----- Exercise materials -----
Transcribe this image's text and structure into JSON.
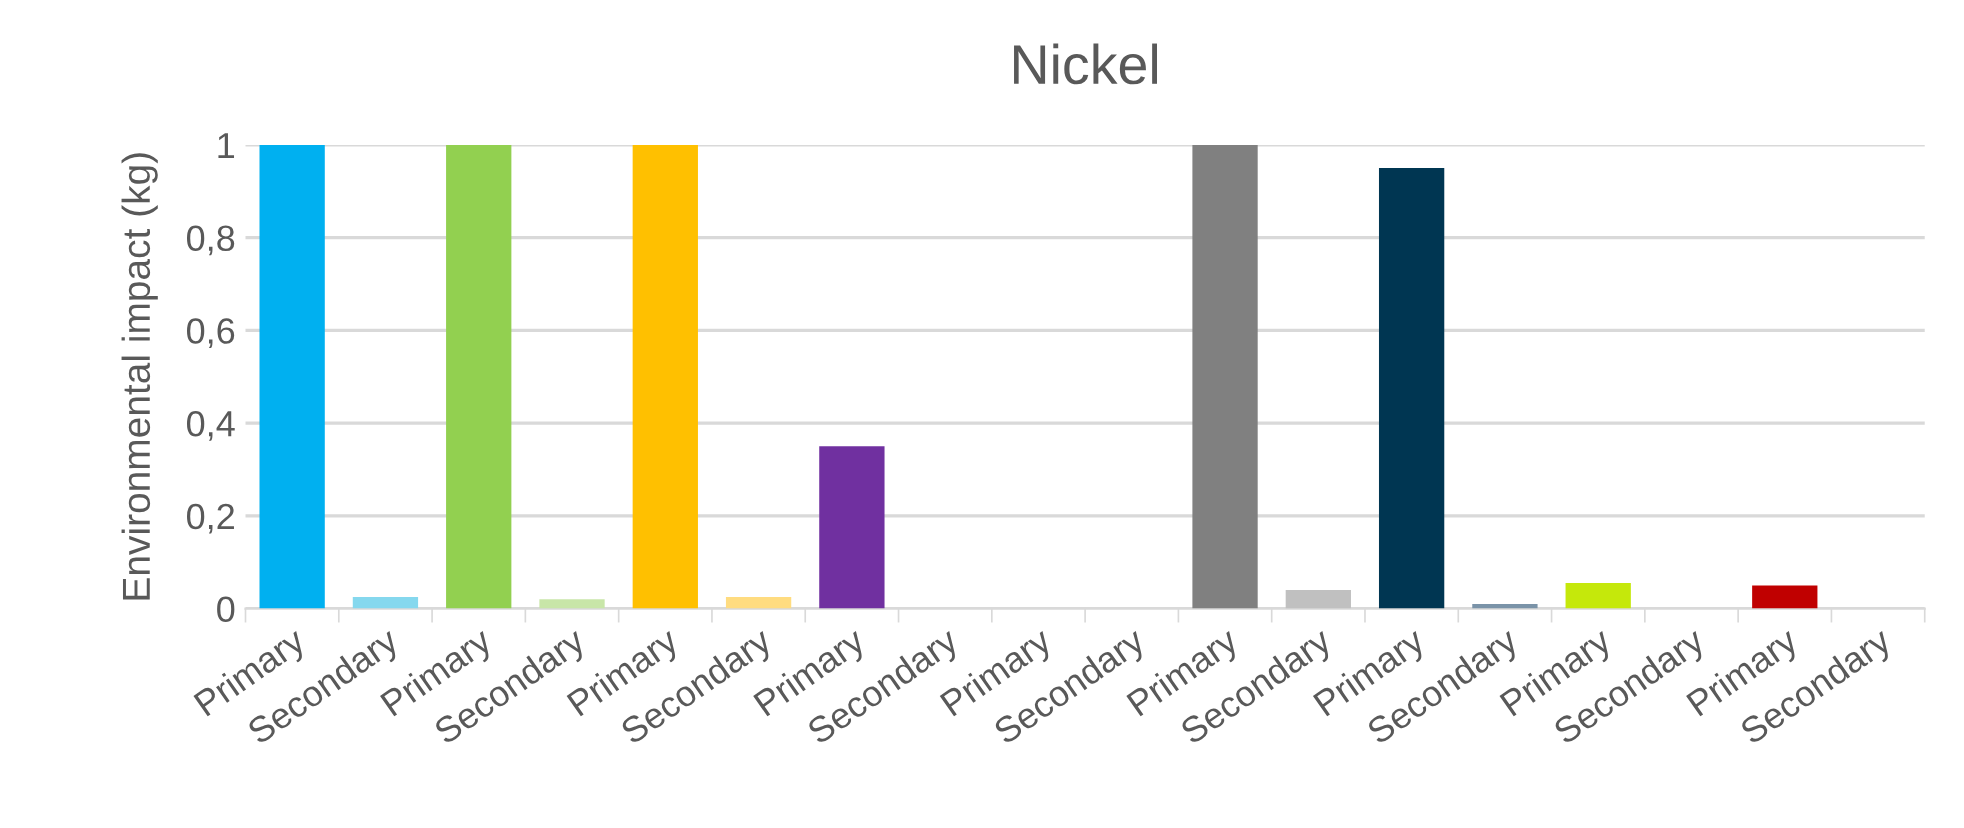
{
  "chart_data": {
    "type": "bar",
    "title": "Nickel",
    "ylabel": "Environmental impact (kg)",
    "categories": [
      "Primary",
      "Secondary",
      "Primary",
      "Secondary",
      "Primary",
      "Secondary",
      "Primary",
      "Secondary",
      "Primary",
      "Secondary",
      "Primary",
      "Secondary",
      "Primary",
      "Secondary",
      "Primary",
      "Secondary",
      "Primary",
      "Secondary"
    ],
    "values": [
      1,
      0.025,
      1,
      0.02,
      1,
      0.025,
      0.35,
      0,
      0,
      0,
      1,
      0.04,
      0.95,
      0.01,
      0.055,
      0,
      0.05,
      0
    ],
    "colors": [
      "#00b0f0",
      "#85d8ee",
      "#92d050",
      "#c8e6a8",
      "#ffc000",
      "#ffdc80",
      "#7030a0",
      "#b89ad0",
      "#a0a0a0",
      "#d0d0d0",
      "#808080",
      "#c0c0c0",
      "#003652",
      "#7a93a8",
      "#c5e80b",
      "#e0f080",
      "#c00000",
      "#e08080"
    ],
    "ylim": [
      0,
      1
    ],
    "yticks": [
      0,
      {
        "value": 0.2,
        "label": "0,2"
      },
      {
        "value": 0.4,
        "label": "0,4"
      },
      {
        "value": 0.6,
        "label": "0,6"
      },
      {
        "value": 0.8,
        "label": "0,8"
      },
      1
    ],
    "grid": "y"
  }
}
-----
**Given request:** Reproduce the listing word for word and omit its pictures.

**Completed task:**
Transcribe this image's text and structure into JSON.
{
  "chart_data": {
    "type": "bar",
    "title": "Nickel",
    "ylabel": "Environmental impact (kg)",
    "categories": [
      "Primary",
      "Secondary",
      "Primary",
      "Secondary",
      "Primary",
      "Secondary",
      "Primary",
      "Secondary",
      "Primary",
      "Secondary",
      "Primary",
      "Secondary",
      "Primary",
      "Secondary",
      "Primary",
      "Secondary",
      "Primary",
      "Secondary"
    ],
    "values": [
      1,
      0.025,
      1,
      0.02,
      1,
      0.025,
      0.35,
      0,
      0,
      0,
      1,
      0.04,
      0.95,
      0.01,
      0.055,
      0,
      0.05,
      0
    ],
    "colors": [
      "#00b0f0",
      "#85d8ee",
      "#92d050",
      "#c8e6a8",
      "#ffc000",
      "#ffdc80",
      "#7030a0",
      "#b89ad0",
      "#a0a0a0",
      "#d0d0d0",
      "#808080",
      "#c0c0c0",
      "#003652",
      "#7a93a8",
      "#c5e80b",
      "#e0f080",
      "#c00000",
      "#e08080"
    ],
    "ylim": [
      0,
      1
    ],
    "yticks": [
      0,
      {
        "value": 0.2,
        "label": "0,2"
      },
      {
        "value": 0.4,
        "label": "0,4"
      },
      {
        "value": 0.6,
        "label": "0,6"
      },
      {
        "value": 0.8,
        "label": "0,8"
      },
      1
    ],
    "grid": "y"
  }
}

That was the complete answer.